Given instruction
Convert the lines from the beginning of the entries through the line containing "x-tick-label: 1M bbox=[344, 575, 384, 607]" into a JSON list of strings, with one string per line and blank lines omitted.

Material for the task

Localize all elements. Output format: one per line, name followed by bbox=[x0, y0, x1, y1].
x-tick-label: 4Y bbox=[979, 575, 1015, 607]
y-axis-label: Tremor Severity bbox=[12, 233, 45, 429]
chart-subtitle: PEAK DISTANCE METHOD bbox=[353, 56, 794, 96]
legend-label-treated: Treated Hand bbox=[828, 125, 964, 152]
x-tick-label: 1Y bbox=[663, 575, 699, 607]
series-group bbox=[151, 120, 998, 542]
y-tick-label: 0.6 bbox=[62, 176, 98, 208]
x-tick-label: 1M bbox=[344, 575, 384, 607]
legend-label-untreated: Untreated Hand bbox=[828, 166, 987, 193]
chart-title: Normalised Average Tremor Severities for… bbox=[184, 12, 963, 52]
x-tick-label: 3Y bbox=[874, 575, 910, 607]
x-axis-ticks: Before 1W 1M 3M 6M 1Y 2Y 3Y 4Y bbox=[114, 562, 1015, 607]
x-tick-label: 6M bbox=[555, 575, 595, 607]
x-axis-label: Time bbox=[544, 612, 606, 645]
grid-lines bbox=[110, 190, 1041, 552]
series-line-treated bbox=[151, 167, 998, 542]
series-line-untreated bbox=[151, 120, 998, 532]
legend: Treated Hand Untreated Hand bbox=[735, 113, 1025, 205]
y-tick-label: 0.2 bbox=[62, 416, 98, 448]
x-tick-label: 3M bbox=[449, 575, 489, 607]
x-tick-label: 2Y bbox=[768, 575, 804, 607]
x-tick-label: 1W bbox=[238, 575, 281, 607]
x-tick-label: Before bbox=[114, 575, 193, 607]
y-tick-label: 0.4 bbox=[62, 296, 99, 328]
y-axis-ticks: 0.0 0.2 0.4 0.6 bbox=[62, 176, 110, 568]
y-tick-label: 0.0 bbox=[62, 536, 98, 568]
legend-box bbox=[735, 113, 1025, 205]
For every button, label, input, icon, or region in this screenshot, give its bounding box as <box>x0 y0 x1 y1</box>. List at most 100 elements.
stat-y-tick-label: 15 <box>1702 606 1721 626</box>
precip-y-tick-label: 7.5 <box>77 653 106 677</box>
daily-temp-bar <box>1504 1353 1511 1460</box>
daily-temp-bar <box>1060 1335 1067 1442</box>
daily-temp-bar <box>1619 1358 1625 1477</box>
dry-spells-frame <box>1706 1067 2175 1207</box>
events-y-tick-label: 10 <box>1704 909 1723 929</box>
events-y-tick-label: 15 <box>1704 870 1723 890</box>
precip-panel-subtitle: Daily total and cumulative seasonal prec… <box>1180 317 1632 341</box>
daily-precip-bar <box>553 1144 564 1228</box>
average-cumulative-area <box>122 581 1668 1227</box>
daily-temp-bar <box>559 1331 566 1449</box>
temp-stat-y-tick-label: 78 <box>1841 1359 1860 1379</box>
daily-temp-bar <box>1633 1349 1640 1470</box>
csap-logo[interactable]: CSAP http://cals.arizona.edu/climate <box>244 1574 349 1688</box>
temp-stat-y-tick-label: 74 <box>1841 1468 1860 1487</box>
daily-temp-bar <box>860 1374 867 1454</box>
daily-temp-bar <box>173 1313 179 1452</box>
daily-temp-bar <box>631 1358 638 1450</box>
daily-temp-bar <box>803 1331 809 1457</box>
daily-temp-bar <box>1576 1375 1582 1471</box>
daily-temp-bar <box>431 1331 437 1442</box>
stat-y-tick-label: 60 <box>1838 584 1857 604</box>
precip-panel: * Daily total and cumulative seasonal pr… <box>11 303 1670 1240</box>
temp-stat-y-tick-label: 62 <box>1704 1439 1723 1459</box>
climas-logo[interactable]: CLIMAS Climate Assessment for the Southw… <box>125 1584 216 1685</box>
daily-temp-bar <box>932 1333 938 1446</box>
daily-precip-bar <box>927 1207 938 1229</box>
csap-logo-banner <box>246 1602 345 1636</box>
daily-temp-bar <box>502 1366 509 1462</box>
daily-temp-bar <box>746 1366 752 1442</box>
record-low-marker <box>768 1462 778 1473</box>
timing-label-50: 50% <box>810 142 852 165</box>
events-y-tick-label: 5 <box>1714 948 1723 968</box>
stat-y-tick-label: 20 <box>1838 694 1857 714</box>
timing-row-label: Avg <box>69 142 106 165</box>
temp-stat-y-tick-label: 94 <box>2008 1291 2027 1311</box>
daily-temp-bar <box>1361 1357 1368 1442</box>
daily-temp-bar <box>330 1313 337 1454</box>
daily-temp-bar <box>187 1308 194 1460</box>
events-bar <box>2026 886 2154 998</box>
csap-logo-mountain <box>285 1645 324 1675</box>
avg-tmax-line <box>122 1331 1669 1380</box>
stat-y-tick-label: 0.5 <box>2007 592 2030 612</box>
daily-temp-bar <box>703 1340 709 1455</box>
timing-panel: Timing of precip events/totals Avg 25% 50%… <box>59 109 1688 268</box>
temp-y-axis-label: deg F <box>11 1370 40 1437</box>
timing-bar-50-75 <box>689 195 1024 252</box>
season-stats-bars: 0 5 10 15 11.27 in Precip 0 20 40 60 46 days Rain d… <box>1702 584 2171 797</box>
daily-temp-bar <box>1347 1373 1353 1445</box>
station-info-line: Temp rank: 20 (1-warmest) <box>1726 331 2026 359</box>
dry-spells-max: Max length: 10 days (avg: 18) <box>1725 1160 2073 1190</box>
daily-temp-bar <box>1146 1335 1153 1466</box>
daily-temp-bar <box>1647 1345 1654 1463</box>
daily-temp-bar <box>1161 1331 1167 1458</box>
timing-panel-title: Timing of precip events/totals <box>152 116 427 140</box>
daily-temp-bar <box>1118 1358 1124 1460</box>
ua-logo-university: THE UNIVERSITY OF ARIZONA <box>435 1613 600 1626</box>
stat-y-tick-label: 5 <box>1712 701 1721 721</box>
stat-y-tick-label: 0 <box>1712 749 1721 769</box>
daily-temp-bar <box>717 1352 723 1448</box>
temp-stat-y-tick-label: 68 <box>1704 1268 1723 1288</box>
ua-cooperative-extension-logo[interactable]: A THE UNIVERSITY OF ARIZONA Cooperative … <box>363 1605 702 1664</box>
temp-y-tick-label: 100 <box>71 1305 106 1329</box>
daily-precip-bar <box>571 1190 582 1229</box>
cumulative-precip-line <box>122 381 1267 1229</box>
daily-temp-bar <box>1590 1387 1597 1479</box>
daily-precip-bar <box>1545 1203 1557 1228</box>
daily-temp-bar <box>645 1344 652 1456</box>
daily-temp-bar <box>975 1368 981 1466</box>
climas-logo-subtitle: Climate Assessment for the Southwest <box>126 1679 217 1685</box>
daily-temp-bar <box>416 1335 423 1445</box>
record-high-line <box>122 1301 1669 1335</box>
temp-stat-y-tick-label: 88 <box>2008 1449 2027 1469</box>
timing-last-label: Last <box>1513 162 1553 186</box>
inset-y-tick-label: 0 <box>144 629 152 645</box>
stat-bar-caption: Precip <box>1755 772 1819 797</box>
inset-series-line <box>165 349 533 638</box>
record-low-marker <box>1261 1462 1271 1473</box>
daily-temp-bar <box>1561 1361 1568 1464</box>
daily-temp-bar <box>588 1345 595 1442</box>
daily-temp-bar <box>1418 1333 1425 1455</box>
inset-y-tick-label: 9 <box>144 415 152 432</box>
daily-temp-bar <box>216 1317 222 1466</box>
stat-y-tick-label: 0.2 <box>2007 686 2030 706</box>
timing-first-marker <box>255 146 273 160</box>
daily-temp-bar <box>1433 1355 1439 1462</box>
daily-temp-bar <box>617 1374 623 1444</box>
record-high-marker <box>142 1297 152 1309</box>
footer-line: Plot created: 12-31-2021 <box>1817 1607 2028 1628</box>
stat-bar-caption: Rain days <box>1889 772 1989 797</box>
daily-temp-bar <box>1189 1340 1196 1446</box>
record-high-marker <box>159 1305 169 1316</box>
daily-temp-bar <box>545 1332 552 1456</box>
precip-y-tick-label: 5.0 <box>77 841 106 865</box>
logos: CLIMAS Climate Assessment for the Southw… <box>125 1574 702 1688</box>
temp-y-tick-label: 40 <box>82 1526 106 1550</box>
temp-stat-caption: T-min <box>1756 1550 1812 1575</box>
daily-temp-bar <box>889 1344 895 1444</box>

Result for this exercise
[
  "Localize all elements. Output format: one per line, name followed by bbox=[x0, y0, x1, y1].",
  "x-tick-label: 4Y bbox=[979, 575, 1015, 607]",
  "y-axis-label: Tremor Severity bbox=[12, 233, 45, 429]",
  "chart-subtitle: PEAK DISTANCE METHOD bbox=[353, 56, 794, 96]",
  "legend-label-treated: Treated Hand bbox=[828, 125, 964, 152]",
  "x-tick-label: 1Y bbox=[663, 575, 699, 607]",
  "series-group bbox=[151, 120, 998, 542]",
  "y-tick-label: 0.6 bbox=[62, 176, 98, 208]",
  "x-tick-label: 1M bbox=[344, 575, 384, 607]"
]